Listed entries:
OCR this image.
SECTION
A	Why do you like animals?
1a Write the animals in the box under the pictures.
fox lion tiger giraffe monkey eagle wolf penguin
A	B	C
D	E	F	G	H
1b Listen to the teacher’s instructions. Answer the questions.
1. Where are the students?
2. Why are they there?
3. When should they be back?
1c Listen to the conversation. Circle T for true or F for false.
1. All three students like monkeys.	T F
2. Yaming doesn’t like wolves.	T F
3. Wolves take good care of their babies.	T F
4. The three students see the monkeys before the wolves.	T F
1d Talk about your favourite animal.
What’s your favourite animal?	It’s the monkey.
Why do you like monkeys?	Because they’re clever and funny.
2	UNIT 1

Stated exercise:
Return from the data every line that holds "monkeys".

Task solution:
1. All three students like monkeys.	T F
4. The three students see the monkeys before the wolves.	T F
Why do you like monkeys?	Because they’re clever and funny.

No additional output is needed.